Extrait de page:
"""
VIE
POLITIQUE- BIBLIOTHEQUE D’ALMANACH- RECUEIL CHRONIQUES EL YAZID DIB-
« ALGERIE, UNE ANNEE APRES LE SOULEVEMENT…. »
Algérie, une
année après le Soulèvement d’un peuple ou la révolution d’une génération .Recueil de chroniques de El Yazid Bib (préface de Kamel Bouchama)
.Dar El Houda, Ain M’lila 2020, 207 pages, 550 dinars
La chronique
journalistique : un genre parmi beaucoup d’autres (il y en a , je crois, 27) .On a plusieurs définitions du
journaliste -chroniqueur. Toutes acceptables. Auxquelles il faudrait ajouter
celle le décrivant comme un « combattant » de l’ombre et de papier
qui, « chaque jour ou chaque semaine, dans un petit coin d’une page
» va, à partir d’un fait de société plus que d’un événement (ici, c’est
l’affaire du commentateur comme Hammouche et Merad ou du billettiste comme Abdiche et Saâd Bouakba), avec son style bien particulier (on en a eu
–on en a encore- de bien fameux chroniqueurs dont Said
Mekbel (El Gatt), Sas, Kamel Daoud, Hakim Lâalam, ….) « descendre en flammes » (dans
le sens noble des termes, et fournir une ou plusieurs opinions, car dans le but
de « faire prendre conscience » sans imposer quoi que ce
soit) un mauvais comportement, une mauvaise analyse, une
méthode bancale, une vision catastrophique . Un
journalisme moralisateur ? Peut-être ! En tout cas, toujours sincère
et toujours direct , souvent allusif et parfois
teinté d’humour….et autorisé, car capable, à inventer » de nouveaux
mots !
C’est un
peu, beaucoup même, ce que vise El Yazid Dib ?
Le préfacier , d’emblée, l’a bien décrit :
« Il veut à travers ses écrits, raconter son combat pour l’authenticité,
la droiture, l’honnêteté, la sincérité, les principes et les valeurs de la République….en
somme, pour un Etat de droit… »
"""
Données brutes:
"""
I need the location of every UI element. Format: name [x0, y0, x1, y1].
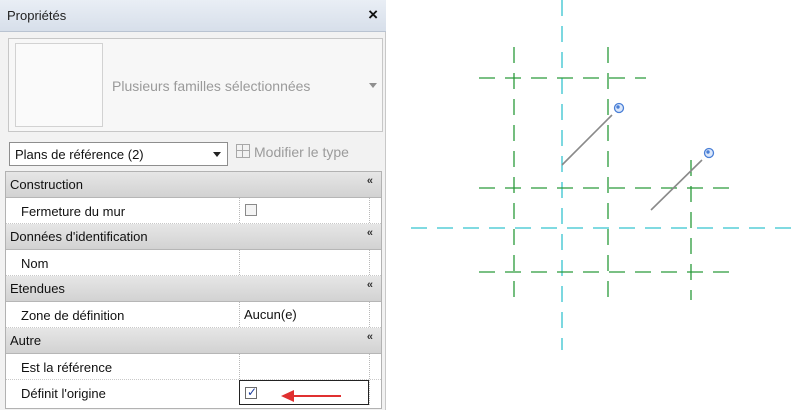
type-selector-value: Plans de référence (2) [15, 147, 144, 162]
section-label: Etendues [10, 281, 65, 296]
chevron-down-icon[interactable] [369, 83, 377, 88]
level-lines [411, 0, 797, 350]
property-label: Zone de définition [21, 308, 125, 323]
reference-planes [479, 47, 731, 300]
property-label: Est la référence [21, 360, 113, 375]
handle-dot [616, 105, 620, 109]
properties-grid: Construction « Fermeture du mur Données … [5, 171, 382, 409]
preview-label: Plusieurs familles sélectionnées [112, 78, 311, 94]
chevron-down-icon[interactable] [213, 152, 221, 157]
section-label: Autre [10, 333, 42, 348]
property-row: Est la référence [6, 354, 381, 380]
property-label: Fermeture du mur [21, 204, 126, 219]
drawing-canvas[interactable] [386, 0, 797, 410]
section-construction[interactable]: Construction « [6, 172, 381, 198]
property-value-text: Aucun(e) [244, 307, 297, 322]
row-spacer [369, 198, 381, 223]
collapse-icon[interactable]: « [367, 227, 373, 239]
property-label: Nom [21, 256, 49, 271]
type-selector-dropdown[interactable]: Plans de référence (2) [9, 142, 228, 166]
property-row: Zone de définition Aucun(e) [6, 302, 381, 328]
section-label: Données d'identification [10, 229, 148, 244]
edit-type-label: Modifier le type [254, 144, 349, 160]
zone-de-definition-field[interactable]: Aucun(e) [239, 302, 369, 327]
section-identity-data[interactable]: Données d'identification « [6, 224, 381, 250]
property-label: Définit l'origine [21, 386, 106, 401]
collapse-icon[interactable]: « [367, 175, 373, 187]
property-value[interactable] [239, 198, 369, 223]
type-preview[interactable]: Plusieurs familles sélectionnées [8, 38, 383, 132]
est-la-reference-field[interactable] [239, 354, 369, 379]
property-row: Fermeture du mur [6, 198, 381, 224]
panel-title: Propriétés [7, 8, 67, 23]
close-icon[interactable]: × [368, 5, 378, 25]
row-spacer [369, 380, 381, 405]
section-extents[interactable]: Etendues « [6, 276, 381, 302]
row-spacer [369, 302, 381, 327]
fermeture-du-mur-checkbox[interactable] [245, 204, 257, 216]
selected-plane[interactable] [561, 114, 613, 166]
nom-field[interactable] [239, 250, 369, 275]
definit-origine-checkbox[interactable] [245, 385, 257, 399]
property-row: Nom [6, 250, 381, 276]
section-label: Construction [10, 177, 83, 192]
type-thumbnail [15, 43, 103, 127]
red-arrow-icon [281, 390, 341, 402]
collapse-icon[interactable]: « [367, 331, 373, 343]
row-spacer [369, 250, 381, 275]
edit-type-button[interactable]: Modifier le type [236, 144, 349, 160]
section-other[interactable]: Autre « [6, 328, 381, 354]
row-spacer [369, 354, 381, 379]
handle-dot [706, 150, 710, 154]
panel-title-bar: Propriétés × [0, 0, 386, 32]
edit-type-icon [236, 144, 250, 158]
collapse-icon[interactable]: « [367, 279, 373, 291]
selected-plane[interactable] [650, 159, 703, 211]
properties-panel: Propriétés × Plusieurs familles sélectio… [0, 0, 386, 410]
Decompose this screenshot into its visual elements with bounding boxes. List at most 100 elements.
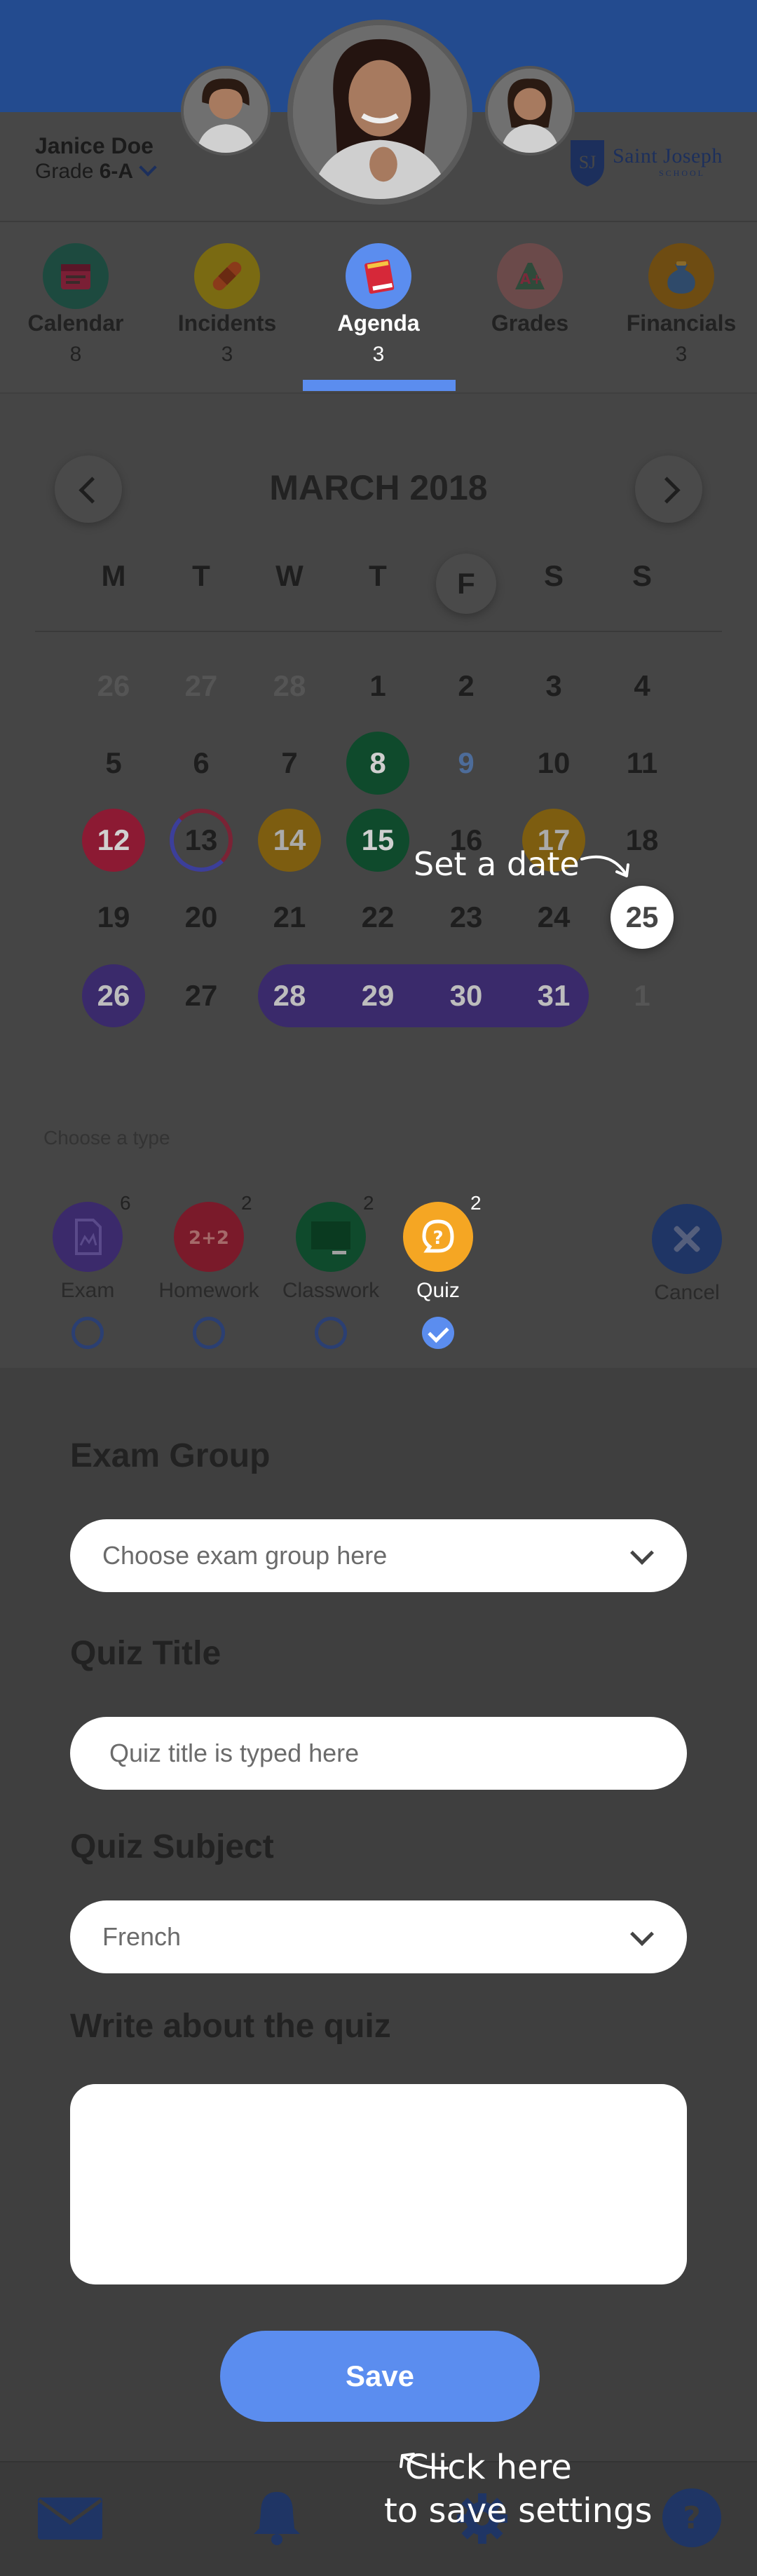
calendar-day-event[interactable]: 13 — [170, 809, 233, 872]
section-tabs: Calendar 8 Incidents 3 Agenda 3 A+ Grade… — [0, 221, 757, 392]
chalkboard-icon — [296, 1202, 366, 1272]
quiz-title-placeholder: Quiz title is typed here — [109, 1739, 360, 1767]
student-name: Janice Doe — [35, 133, 154, 158]
tab-incidents-label: Incidents — [177, 310, 277, 336]
save-button[interactable]: Save — [220, 2331, 540, 2422]
calendar-day[interactable]: 5 — [82, 732, 145, 795]
calendar-day[interactable]: 7 — [258, 732, 321, 795]
quiz-subject-select[interactable]: French — [70, 1900, 687, 1973]
type-count: 2 — [241, 1192, 252, 1214]
calendar-day-event[interactable]: 15 — [346, 809, 409, 872]
type-radio[interactable] — [193, 1317, 225, 1349]
exam-group-select[interactable]: Choose exam group here — [70, 1519, 687, 1592]
tab-agenda-label: Agenda — [337, 310, 420, 336]
tab-financials-label: Financials — [626, 310, 737, 336]
type-count: 2 — [363, 1192, 374, 1214]
calendar-day[interactable]: 23 — [435, 886, 498, 949]
mail-icon[interactable] — [36, 2496, 104, 2541]
school-sub: SCHOOL — [659, 168, 706, 178]
calendar-day[interactable]: 21 — [258, 886, 321, 949]
calendar-day[interactable]: 3 — [522, 655, 585, 718]
calendar-day[interactable]: 10 — [522, 732, 585, 795]
sibling-avatar-left[interactable] — [181, 66, 271, 156]
calendar-day[interactable]: 24 — [522, 886, 585, 949]
tab-agenda[interactable]: Agenda 3 — [303, 222, 454, 394]
calendar-day-event[interactable]: 8 — [346, 732, 409, 795]
calendar-day-in-range[interactable]: 31 — [522, 964, 585, 1027]
school-logo: SJ Saint Joseph SCHOOL — [568, 137, 736, 188]
quiz-title-heading: Quiz Title — [70, 1635, 221, 1672]
quiz-description-textarea[interactable] — [70, 2084, 687, 2284]
next-month-button[interactable] — [635, 455, 702, 523]
calendar-divider — [35, 631, 722, 632]
question-icon: ? — [403, 1202, 473, 1272]
sibling-avatar-right[interactable] — [485, 66, 575, 156]
type-radio[interactable] — [315, 1317, 347, 1349]
exam-group-heading: Exam Group — [70, 1437, 271, 1474]
tab-calendar-count: 8 — [69, 343, 82, 366]
type-option-classwork[interactable]: 2 Classwork — [282, 1192, 379, 1356]
type-radio-checked[interactable] — [422, 1317, 454, 1349]
calendar-day-selected[interactable]: 25 — [611, 886, 674, 949]
calendar-day[interactable]: 20 — [170, 886, 233, 949]
grade-value: 6-A — [99, 160, 134, 183]
weekday-fri[interactable]: F — [436, 554, 496, 614]
school-crest-icon: SJ — [571, 140, 604, 186]
calendar-day-in-range[interactable]: 28 — [258, 964, 321, 1027]
chevron-down-icon — [630, 1541, 654, 1565]
type-radio[interactable] — [71, 1317, 104, 1349]
tab-grades-label: Grades — [491, 310, 569, 336]
calendar-day[interactable]: 27 — [170, 655, 233, 718]
calendar-day-in-range[interactable]: 29 — [346, 964, 409, 1027]
type-count: 6 — [120, 1192, 131, 1214]
calendar-day-in-range[interactable]: 30 — [435, 964, 498, 1027]
curved-arrow-icon — [580, 855, 629, 877]
calendar-day[interactable]: 26 — [82, 655, 145, 718]
calendar-day[interactable]: 2 — [435, 655, 498, 718]
school-name: Saint Joseph — [613, 144, 723, 167]
student-avatar[interactable] — [287, 20, 472, 205]
book-icon — [346, 243, 411, 309]
calendar-day[interactable]: 4 — [611, 655, 674, 718]
calendar-day-today[interactable]: 9 — [435, 732, 498, 795]
save-hint-line2: to save settings — [384, 2491, 653, 2530]
calendar-day[interactable]: 27 — [170, 964, 233, 1027]
help-icon[interactable]: ? — [662, 2488, 722, 2548]
quiz-subject-heading: Quiz Subject — [70, 1828, 274, 1865]
calendar-icon — [43, 243, 109, 309]
save-hint-line1: Click here — [405, 2448, 572, 2487]
weekday-thu: T — [369, 559, 387, 592]
calendar-day-event[interactable]: 12 — [82, 809, 145, 872]
tab-calendar[interactable]: Calendar 8 — [0, 222, 151, 394]
cancel-label: Cancel — [654, 1281, 720, 1304]
calendar-day[interactable]: 1 — [611, 964, 674, 1027]
tab-financials[interactable]: Financials 3 — [606, 222, 757, 394]
calendar-day-event[interactable]: 26 — [82, 964, 145, 1027]
exam-group-placeholder: Choose exam group here — [102, 1541, 388, 1570]
calendar-day-event[interactable]: 14 — [258, 809, 321, 872]
cancel-button[interactable] — [652, 1204, 722, 1274]
calendar-day[interactable]: 6 — [170, 732, 233, 795]
svg-text:A+: A+ — [520, 270, 543, 287]
type-option-homework[interactable]: 2+2 2 Homework — [158, 1192, 259, 1356]
calendar-day[interactable]: 11 — [611, 732, 674, 795]
calendar-day[interactable]: 19 — [82, 886, 145, 949]
type-option-exam[interactable]: 6 Exam — [53, 1192, 131, 1356]
student-grade-selector[interactable]: Grade 6-A — [35, 158, 157, 184]
quiz-title-input[interactable]: Quiz title is typed here — [70, 1717, 687, 1790]
bell-icon[interactable] — [250, 2488, 304, 2547]
type-count: 2 — [470, 1192, 482, 1214]
type-option-quiz[interactable]: ? 2 Quiz — [403, 1192, 482, 1356]
weekday-tue: T — [192, 559, 210, 592]
svg-text:2+2: 2+2 — [189, 1228, 229, 1249]
weekday-mon: M — [101, 559, 126, 592]
calendar-day[interactable]: 22 — [346, 886, 409, 949]
tab-agenda-count: 3 — [372, 343, 385, 366]
calendar-day[interactable]: 28 — [258, 655, 321, 718]
calendar-day[interactable]: 1 — [346, 655, 409, 718]
tab-incidents[interactable]: Incidents 3 — [151, 222, 303, 394]
tab-calendar-label: Calendar — [27, 310, 124, 336]
quiz-subject-value: French — [102, 1922, 182, 1951]
exam-icon — [53, 1202, 123, 1272]
tab-grades[interactable]: A+ Grades — [454, 222, 606, 394]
"""
Série de tâches:
A – Listez, en les recopiant, toutes les lignes des enregistrements qui contiennent la chaîne « properties ». La casse compte.
B – Poursuivez le texte sur le recueil de chroniques à partir de l'endroit où il s'arrête.
Le texte sur le recueil de chroniques et les enregistrements n'ont aucun lien entre eux.

Réponses de l'exercice:
A –
properties-grid: Construction « Fermeture du mur Données … [5, 171, 382, 409]
properties-panel: Propriétés × Plusieurs familles sélectio… [0, 0, 386, 410]

B –
Ce recueil
de chroniques, ses plus récentes, englobe une période cruciale et malheureuse , mais porteuse d’espoirs , de la vie
politique du pays : juste avant le « Hirak »,
à partir du 2 janvier 2018 « Les « hommes » du
Président ») …. Puis la période du hirak
lui-même et de ses conséquences sur la gouvernance du pays….et ce jusqu’au 16
janvier 2020 …..Puis , l’élection de Abdelmadjid Tebboune à la magistrature suprême…..avec une phrase finale
qui en dit long : « Comme toujours, gardons l’œil et au doigt
l’espoir et la vigilance ! ». Presque personne n’échappe à la
moulinette des mots et des phrases. Bref, de magistrales « haltes »
ou positions …. « qui peuvent faire office de guide bonne
conduite » . Encore faut-il que les cancres de la
politique (d’un côté comme de l’autre je précise car il ne faut en faire
accroire que seul celui qui se révolte n’a pas tort) l’entendent de la bonne
oreille et acceptent d’aller au dialogue…pacifiquement, sans malice et en toute
démocratie ?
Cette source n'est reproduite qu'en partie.